◆ **Source data**:
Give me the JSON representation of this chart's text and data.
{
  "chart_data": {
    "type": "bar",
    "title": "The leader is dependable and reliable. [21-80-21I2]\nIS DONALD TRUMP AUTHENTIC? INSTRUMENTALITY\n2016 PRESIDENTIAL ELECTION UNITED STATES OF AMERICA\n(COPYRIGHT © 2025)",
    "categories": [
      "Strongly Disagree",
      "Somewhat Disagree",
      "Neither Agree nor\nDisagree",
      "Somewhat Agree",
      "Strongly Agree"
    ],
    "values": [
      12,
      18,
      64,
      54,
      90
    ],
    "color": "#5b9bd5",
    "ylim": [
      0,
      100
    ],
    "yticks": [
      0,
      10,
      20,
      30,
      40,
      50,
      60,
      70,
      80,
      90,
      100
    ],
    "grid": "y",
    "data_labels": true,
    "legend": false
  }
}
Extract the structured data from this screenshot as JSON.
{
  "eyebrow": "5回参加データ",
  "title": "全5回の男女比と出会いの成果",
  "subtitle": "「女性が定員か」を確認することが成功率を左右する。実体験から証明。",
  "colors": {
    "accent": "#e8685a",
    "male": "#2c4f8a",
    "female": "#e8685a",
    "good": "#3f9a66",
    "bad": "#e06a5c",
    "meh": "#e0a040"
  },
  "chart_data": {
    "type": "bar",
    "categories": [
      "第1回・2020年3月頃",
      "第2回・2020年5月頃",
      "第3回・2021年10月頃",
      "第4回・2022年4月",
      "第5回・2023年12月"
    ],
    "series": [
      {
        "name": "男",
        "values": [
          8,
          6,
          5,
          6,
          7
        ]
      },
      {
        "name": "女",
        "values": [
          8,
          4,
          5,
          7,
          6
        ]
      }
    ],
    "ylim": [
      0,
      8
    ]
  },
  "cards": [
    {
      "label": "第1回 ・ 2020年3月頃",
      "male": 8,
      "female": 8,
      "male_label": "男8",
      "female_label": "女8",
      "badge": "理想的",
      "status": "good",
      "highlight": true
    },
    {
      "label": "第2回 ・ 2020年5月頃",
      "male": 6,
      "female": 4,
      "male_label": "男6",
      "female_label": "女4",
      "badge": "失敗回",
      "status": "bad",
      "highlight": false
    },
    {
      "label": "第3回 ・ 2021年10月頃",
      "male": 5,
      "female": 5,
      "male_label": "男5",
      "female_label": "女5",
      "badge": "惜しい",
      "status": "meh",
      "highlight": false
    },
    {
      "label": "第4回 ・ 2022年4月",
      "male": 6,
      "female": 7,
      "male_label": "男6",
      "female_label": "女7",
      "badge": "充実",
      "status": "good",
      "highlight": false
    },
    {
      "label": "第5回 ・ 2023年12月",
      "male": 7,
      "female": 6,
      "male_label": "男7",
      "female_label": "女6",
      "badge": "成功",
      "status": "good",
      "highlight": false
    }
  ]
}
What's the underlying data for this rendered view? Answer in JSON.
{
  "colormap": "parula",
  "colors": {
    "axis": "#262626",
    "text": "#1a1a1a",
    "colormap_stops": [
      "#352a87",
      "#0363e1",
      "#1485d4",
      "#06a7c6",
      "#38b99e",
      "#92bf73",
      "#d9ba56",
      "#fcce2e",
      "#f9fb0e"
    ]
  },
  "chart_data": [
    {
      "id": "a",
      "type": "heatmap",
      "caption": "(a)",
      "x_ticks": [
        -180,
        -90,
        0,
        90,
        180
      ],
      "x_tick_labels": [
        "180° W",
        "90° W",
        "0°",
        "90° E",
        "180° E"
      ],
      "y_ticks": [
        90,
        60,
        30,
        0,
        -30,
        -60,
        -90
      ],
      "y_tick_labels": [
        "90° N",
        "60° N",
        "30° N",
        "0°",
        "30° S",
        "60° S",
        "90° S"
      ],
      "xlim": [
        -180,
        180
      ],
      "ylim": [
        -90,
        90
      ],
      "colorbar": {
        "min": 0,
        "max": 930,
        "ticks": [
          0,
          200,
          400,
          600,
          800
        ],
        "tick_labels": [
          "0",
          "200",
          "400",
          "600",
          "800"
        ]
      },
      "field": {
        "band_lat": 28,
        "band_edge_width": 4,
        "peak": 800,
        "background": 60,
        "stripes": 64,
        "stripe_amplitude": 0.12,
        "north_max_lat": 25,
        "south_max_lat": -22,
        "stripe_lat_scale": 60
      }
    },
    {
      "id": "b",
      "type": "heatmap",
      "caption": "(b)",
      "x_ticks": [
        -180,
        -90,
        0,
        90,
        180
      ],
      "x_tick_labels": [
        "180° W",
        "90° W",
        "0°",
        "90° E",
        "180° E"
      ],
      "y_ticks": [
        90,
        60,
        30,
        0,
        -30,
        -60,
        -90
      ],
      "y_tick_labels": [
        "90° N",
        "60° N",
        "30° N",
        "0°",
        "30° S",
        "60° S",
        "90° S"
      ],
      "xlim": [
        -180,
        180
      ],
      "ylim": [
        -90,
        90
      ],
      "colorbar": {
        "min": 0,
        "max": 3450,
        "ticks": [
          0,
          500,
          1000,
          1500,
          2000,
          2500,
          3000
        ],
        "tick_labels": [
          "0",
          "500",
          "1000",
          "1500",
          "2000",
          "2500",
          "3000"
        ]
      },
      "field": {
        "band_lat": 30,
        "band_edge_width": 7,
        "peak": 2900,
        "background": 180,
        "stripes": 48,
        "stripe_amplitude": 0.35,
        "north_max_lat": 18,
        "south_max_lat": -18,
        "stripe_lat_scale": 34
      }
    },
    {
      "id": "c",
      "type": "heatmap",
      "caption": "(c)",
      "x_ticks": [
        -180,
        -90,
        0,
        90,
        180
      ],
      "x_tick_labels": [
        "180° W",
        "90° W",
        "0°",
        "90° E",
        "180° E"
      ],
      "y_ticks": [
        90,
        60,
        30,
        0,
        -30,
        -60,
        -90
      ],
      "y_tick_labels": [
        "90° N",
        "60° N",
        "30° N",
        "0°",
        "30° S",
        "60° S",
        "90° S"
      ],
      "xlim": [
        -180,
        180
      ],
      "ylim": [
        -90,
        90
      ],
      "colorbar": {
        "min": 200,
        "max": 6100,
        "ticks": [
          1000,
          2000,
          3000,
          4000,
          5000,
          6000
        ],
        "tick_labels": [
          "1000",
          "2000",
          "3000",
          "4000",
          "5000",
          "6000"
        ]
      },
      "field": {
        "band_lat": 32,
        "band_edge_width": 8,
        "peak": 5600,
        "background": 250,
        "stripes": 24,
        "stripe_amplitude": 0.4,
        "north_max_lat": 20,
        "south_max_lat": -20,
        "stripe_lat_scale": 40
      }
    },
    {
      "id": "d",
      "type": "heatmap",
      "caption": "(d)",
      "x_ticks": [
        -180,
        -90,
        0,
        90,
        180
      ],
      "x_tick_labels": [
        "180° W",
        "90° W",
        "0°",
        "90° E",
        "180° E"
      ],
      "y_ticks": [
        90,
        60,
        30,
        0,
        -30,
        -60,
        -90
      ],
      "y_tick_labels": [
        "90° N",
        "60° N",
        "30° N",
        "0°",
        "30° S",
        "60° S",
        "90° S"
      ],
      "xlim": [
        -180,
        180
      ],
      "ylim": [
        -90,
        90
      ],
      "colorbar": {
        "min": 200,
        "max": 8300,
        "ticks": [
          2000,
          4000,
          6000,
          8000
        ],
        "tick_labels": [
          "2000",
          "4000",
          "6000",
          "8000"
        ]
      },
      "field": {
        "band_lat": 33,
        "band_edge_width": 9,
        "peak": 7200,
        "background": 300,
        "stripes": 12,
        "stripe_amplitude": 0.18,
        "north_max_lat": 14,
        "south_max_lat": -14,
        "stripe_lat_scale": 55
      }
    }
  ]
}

◆ **Stated goal**: Print all of the entries exactly as they appear.

◆ **Response**:
Give me the JSON representation of this chart's text and data.
{
  "chart_data": {
    "type": "bar",
    "title": "The leader is dependable and reliable. [21-80-21I2]\nIS DONALD TRUMP AUTHENTIC? INSTRUMENTALITY\n2016 PRESIDENTIAL ELECTION UNITED STATES OF AMERICA\n(COPYRIGHT © 2025)",
    "categories": [
      "Strongly Disagree",
      "Somewhat Disagree",
      "Neither Agree nor\nDisagree",
      "Somewhat Agree",
      "Strongly Agree"
    ],
    "values": [
      12,
      18,
      64,
      54,
      90
    ],
    "color": "#5b9bd5",
    "ylim": [
      0,
      100
    ],
    "yticks": [
      0,
      10,
      20,
      30,
      40,
      50,
      60,
      70,
      80,
      90,
      100
    ],
    "grid": "y",
    "data_labels": true,
    "legend": false
  }
}
Extract the structured data from this screenshot as JSON.
{
  "eyebrow": "5回参加データ",
  "title": "全5回の男女比と出会いの成果",
  "subtitle": "「女性が定員か」を確認することが成功率を左右する。実体験から証明。",
  "colors": {
    "accent": "#e8685a",
    "male": "#2c4f8a",
    "female": "#e8685a",
    "good": "#3f9a66",
    "bad": "#e06a5c",
    "meh": "#e0a040"
  },
  "chart_data": {
    "type": "bar",
    "categories": [
      "第1回・2020年3月頃",
      "第2回・2020年5月頃",
      "第3回・2021年10月頃",
      "第4回・2022年4月",
      "第5回・2023年12月"
    ],
    "series": [
      {
        "name": "男",
        "values": [
          8,
          6,
          5,
          6,
          7
        ]
      },
      {
        "name": "女",
        "values": [
          8,
          4,
          5,
          7,
          6
        ]
      }
    ],
    "ylim": [
      0,
      8
    ]
  },
  "cards": [
    {
      "label": "第1回 ・ 2020年3月頃",
      "male": 8,
      "female": 8,
      "male_label": "男8",
      "female_label": "女8",
      "badge": "理想的",
      "status": "good",
      "highlight": true
    },
    {
      "label": "第2回 ・ 2020年5月頃",
      "male": 6,
      "female": 4,
      "male_label": "男6",
      "female_label": "女4",
      "badge": "失敗回",
      "status": "bad",
      "highlight": false
    },
    {
      "label": "第3回 ・ 2021年10月頃",
      "male": 5,
      "female": 5,
      "male_label": "男5",
      "female_label": "女5",
      "badge": "惜しい",
      "status": "meh",
      "highlight": false
    },
    {
      "label": "第4回 ・ 2022年4月",
      "male": 6,
      "female": 7,
      "male_label": "男6",
      "female_label": "女7",
      "badge": "充実",
      "status": "good",
      "highlight": false
    },
    {
      "label": "第5回 ・ 2023年12月",
      "male": 7,
      "female": 6,
      "male_label": "男7",
      "female_label": "女6",
      "badge": "成功",
      "status": "good",
      "highlight": false
    }
  ]
}
What's the underlying data for this rendered view? Answer in JSON.
{
  "colormap": "parula",
  "colors": {
    "axis": "#262626",
    "text": "#1a1a1a",
    "colormap_stops": [
      "#352a87",
      "#0363e1",
      "#1485d4",
      "#06a7c6",
      "#38b99e",
      "#92bf73",
      "#d9ba56",
      "#fcce2e",
      "#f9fb0e"
    ]
  },
  "chart_data": [
    {
      "id": "a",
      "type": "heatmap",
      "caption": "(a)",
      "x_ticks": [
        -180,
        -90,
        0,
        90,
        180
      ],
      "x_tick_labels": [
        "180° W",
        "90° W",
        "0°",
        "90° E",
        "180° E"
      ],
      "y_ticks": [
        90,
        60,
        30,
        0,
        -30,
        -60,
        -90
      ],
      "y_tick_labels": [
        "90° N",
        "60° N",
        "30° N",
        "0°",
        "30° S",
        "60° S",
        "90° S"
      ],
      "xlim": [
        -180,
        180
      ],
      "ylim": [
        -90,
        90
      ],
      "colorbar": {
        "min": 0,
        "max": 930,
        "ticks": [
          0,
          200,
          400,
          600,
          800
        ],
        "tick_labels": [
          "0",
          "200",
          "400",
          "600",
          "800"
        ]
      },
      "field": {
        "band_lat": 28,
        "band_edge_width": 4,
        "peak": 800,
        "background": 60,
        "stripes": 64,
        "stripe_amplitude": 0.12,
        "north_max_lat": 25,
        "south_max_lat": -22,
        "stripe_lat_scale": 60
      }
    },
    {
      "id": "b",
      "type": "heatmap",
      "caption": "(b)",
      "x_ticks": [
        -180,
        -90,
        0,
        90,
        180
      ],
      "x_tick_labels": [
        "180° W",
        "90° W",
        "0°",
        "90° E",
        "180° E"
      ],
      "y_ticks": [
        90,
        60,
        30,
        0,
        -30,
        -60,
        -90
      ],
      "y_tick_labels": [
        "90° N",
        "60° N",
        "30° N",
        "0°",
        "30° S",
        "60° S",
        "90° S"
      ],
      "xlim": [
        -180,
        180
      ],
      "ylim": [
        -90,
        90
      ],
      "colorbar": {
        "min": 0,
        "max": 3450,
        "ticks": [
          0,
          500,
          1000,
          1500,
          2000,
          2500,
          3000
        ],
        "tick_labels": [
          "0",
          "500",
          "1000",
          "1500",
          "2000",
          "2500",
          "3000"
        ]
      },
      "field": {
        "band_lat": 30,
        "band_edge_width": 7,
        "peak": 2900,
        "background": 180,
        "stripes": 48,
        "stripe_amplitude": 0.35,
        "north_max_lat": 18,
        "south_max_lat": -18,
        "stripe_lat_scale": 34
      }
    },
    {
      "id": "c",
      "type": "heatmap",
      "caption": "(c)",
      "x_ticks": [
        -180,
        -90,
        0,
        90,
        180
      ],
      "x_tick_labels": [
        "180° W",
        "90° W",
        "0°",
        "90° E",
        "180° E"
      ],
      "y_ticks": [
        90,
        60,
        30,
        0,
        -30,
        -60,
        -90
      ],
      "y_tick_labels": [
        "90° N",
        "60° N",
        "30° N",
        "0°",
        "30° S",
        "60° S",
        "90° S"
      ],
      "xlim": [
        -180,
        180
      ],
      "ylim": [
        -90,
        90
      ],
      "colorbar": {
        "min": 200,
        "max": 6100,
        "ticks": [
          1000,
          2000,
          3000,
          4000,
          5000,
          6000
        ],
        "tick_labels": [
          "1000",
          "2000",
          "3000",
          "4000",
          "5000",
          "6000"
        ]
      },
      "field": {
        "band_lat": 32,
        "band_edge_width": 8,
        "peak": 5600,
        "background": 250,
        "stripes": 24,
        "stripe_amplitude": 0.4,
        "north_max_lat": 20,
        "south_max_lat": -20,
        "stripe_lat_scale": 40
      }
    },
    {
      "id": "d",
      "type": "heatmap",
      "caption": "(d)",
      "x_ticks": [
        -180,
        -90,
        0,
        90,
        180
      ],
      "x_tick_labels": [
        "180° W",
        "90° W",
        "0°",
        "90° E",
        "180° E"
      ],
      "y_ticks": [
        90,
        60,
        30,
        0,
        -30,
        -60,
        -90
      ],
      "y_tick_labels": [
        "90° N",
        "60° N",
        "30° N",
        "0°",
        "30° S",
        "60° S",
        "90° S"
      ],
      "xlim": [
        -180,
        180
      ],
      "ylim": [
        -90,
        90
      ],
      "colorbar": {
        "min": 200,
        "max": 8300,
        "ticks": [
          2000,
          4000,
          6000,
          8000
        ],
        "tick_labels": [
          "2000",
          "4000",
          "6000",
          "8000"
        ]
      },
      "field": {
        "band_lat": 33,
        "band_edge_width": 9,
        "peak": 7200,
        "background": 300,
        "stripes": 12,
        "stripe_amplitude": 0.18,
        "north_max_lat": 14,
        "south_max_lat": -14,
        "stripe_lat_scale": 55
      }
    }
  ]
}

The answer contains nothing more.